What to produce -
Each entry should be quoted word for word, including every mark of punctuation.

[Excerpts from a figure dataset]
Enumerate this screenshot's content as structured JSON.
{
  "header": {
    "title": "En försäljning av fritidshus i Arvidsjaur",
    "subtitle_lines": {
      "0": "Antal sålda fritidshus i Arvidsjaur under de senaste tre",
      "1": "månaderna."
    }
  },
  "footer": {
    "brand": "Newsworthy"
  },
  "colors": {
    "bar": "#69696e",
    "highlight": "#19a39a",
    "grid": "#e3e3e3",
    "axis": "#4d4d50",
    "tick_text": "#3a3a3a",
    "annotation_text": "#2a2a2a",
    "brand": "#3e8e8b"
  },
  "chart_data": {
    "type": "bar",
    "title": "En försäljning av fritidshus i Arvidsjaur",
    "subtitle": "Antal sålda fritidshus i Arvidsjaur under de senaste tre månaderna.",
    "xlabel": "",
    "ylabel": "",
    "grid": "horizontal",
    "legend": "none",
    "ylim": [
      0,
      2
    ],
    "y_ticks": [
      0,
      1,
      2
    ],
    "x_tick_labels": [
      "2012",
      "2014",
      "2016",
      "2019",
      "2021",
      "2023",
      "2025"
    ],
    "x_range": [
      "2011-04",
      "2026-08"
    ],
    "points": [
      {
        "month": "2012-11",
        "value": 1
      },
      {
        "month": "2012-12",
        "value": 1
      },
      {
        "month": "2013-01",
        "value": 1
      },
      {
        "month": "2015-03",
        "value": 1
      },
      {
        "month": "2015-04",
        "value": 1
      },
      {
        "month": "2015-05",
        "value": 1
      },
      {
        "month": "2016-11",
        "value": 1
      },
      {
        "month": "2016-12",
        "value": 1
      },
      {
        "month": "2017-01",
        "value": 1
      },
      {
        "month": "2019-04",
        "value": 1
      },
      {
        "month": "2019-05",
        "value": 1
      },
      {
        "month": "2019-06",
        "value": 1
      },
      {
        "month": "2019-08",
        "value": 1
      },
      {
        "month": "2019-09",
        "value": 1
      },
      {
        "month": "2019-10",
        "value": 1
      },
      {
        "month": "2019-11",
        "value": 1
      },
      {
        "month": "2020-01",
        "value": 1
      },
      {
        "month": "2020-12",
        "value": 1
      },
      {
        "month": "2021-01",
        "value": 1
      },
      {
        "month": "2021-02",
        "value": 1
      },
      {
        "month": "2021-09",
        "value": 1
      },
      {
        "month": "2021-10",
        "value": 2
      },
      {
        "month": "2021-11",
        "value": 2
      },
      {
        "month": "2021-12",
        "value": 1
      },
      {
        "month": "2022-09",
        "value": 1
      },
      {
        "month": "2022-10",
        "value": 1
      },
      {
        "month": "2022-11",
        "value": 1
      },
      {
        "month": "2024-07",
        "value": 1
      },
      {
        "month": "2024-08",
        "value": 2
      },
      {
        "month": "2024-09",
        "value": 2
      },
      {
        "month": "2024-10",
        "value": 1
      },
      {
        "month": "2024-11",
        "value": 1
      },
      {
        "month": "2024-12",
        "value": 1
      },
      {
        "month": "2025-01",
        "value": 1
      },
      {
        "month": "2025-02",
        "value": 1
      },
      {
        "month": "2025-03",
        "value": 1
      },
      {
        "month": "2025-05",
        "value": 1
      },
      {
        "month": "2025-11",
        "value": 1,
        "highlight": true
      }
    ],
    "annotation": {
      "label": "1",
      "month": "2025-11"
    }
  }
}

Answer for this exercise -
Enumerate this screenshot's content as structured JSON.
{
  "header": {
    "title": "En försäljning av fritidshus i Arvidsjaur",
    "subtitle_lines": {
      "0": "Antal sålda fritidshus i Arvidsjaur under de senaste tre",
      "1": "månaderna."
    }
  },
  "footer": {
    "brand": "Newsworthy"
  },
  "colors": {
    "bar": "#69696e",
    "highlight": "#19a39a",
    "grid": "#e3e3e3",
    "axis": "#4d4d50",
    "tick_text": "#3a3a3a",
    "annotation_text": "#2a2a2a",
    "brand": "#3e8e8b"
  },
  "chart_data": {
    "type": "bar",
    "title": "En försäljning av fritidshus i Arvidsjaur",
    "subtitle": "Antal sålda fritidshus i Arvidsjaur under de senaste tre månaderna.",
    "xlabel": "",
    "ylabel": "",
    "grid": "horizontal",
    "legend": "none",
    "ylim": [
      0,
      2
    ],
    "y_ticks": [
      0,
      1,
      2
    ],
    "x_tick_labels": [
      "2012",
      "2014",
      "2016",
      "2019",
      "2021",
      "2023",
      "2025"
    ],
    "x_range": [
      "2011-04",
      "2026-08"
    ],
    "points": [
      {
        "month": "2012-11",
        "value": 1
      },
      {
        "month": "2012-12",
        "value": 1
      },
      {
        "month": "2013-01",
        "value": 1
      },
      {
        "month": "2015-03",
        "value": 1
      },
      {
        "month": "2015-04",
        "value": 1
      },
      {
        "month": "2015-05",
        "value": 1
      },
      {
        "month": "2016-11",
        "value": 1
      },
      {
        "month": "2016-12",
        "value": 1
      },
      {
        "month": "2017-01",
        "value": 1
      },
      {
        "month": "2019-04",
        "value": 1
      },
      {
        "month": "2019-05",
        "value": 1
      },
      {
        "month": "2019-06",
        "value": 1
      },
      {
        "month": "2019-08",
        "value": 1
      },
      {
        "month": "2019-09",
        "value": 1
      },
      {
        "month": "2019-10",
        "value": 1
      },
      {
        "month": "2019-11",
        "value": 1
      },
      {
        "month": "2020-01",
        "value": 1
      },
      {
        "month": "2020-12",
        "value": 1
      },
      {
        "month": "2021-01",
        "value": 1
      },
      {
        "month": "2021-02",
        "value": 1
      },
      {
        "month": "2021-09",
        "value": 1
      },
      {
        "month": "2021-10",
        "value": 2
      },
      {
        "month": "2021-11",
        "value": 2
      },
      {
        "month": "2021-12",
        "value": 1
      },
      {
        "month": "2022-09",
        "value": 1
      },
      {
        "month": "2022-10",
        "value": 1
      },
      {
        "month": "2022-11",
        "value": 1
      },
      {
        "month": "2024-07",
        "value": 1
      },
      {
        "month": "2024-08",
        "value": 2
      },
      {
        "month": "2024-09",
        "value": 2
      },
      {
        "month": "2024-10",
        "value": 1
      },
      {
        "month": "2024-11",
        "value": 1
      },
      {
        "month": "2024-12",
        "value": 1
      },
      {
        "month": "2025-01",
        "value": 1
      },
      {
        "month": "2025-02",
        "value": 1
      },
      {
        "month": "2025-03",
        "value": 1
      },
      {
        "month": "2025-05",
        "value": 1
      },
      {
        "month": "2025-11",
        "value": 1,
        "highlight": true
      }
    ],
    "annotation": {
      "label": "1",
      "month": "2025-11"
    }
  }
}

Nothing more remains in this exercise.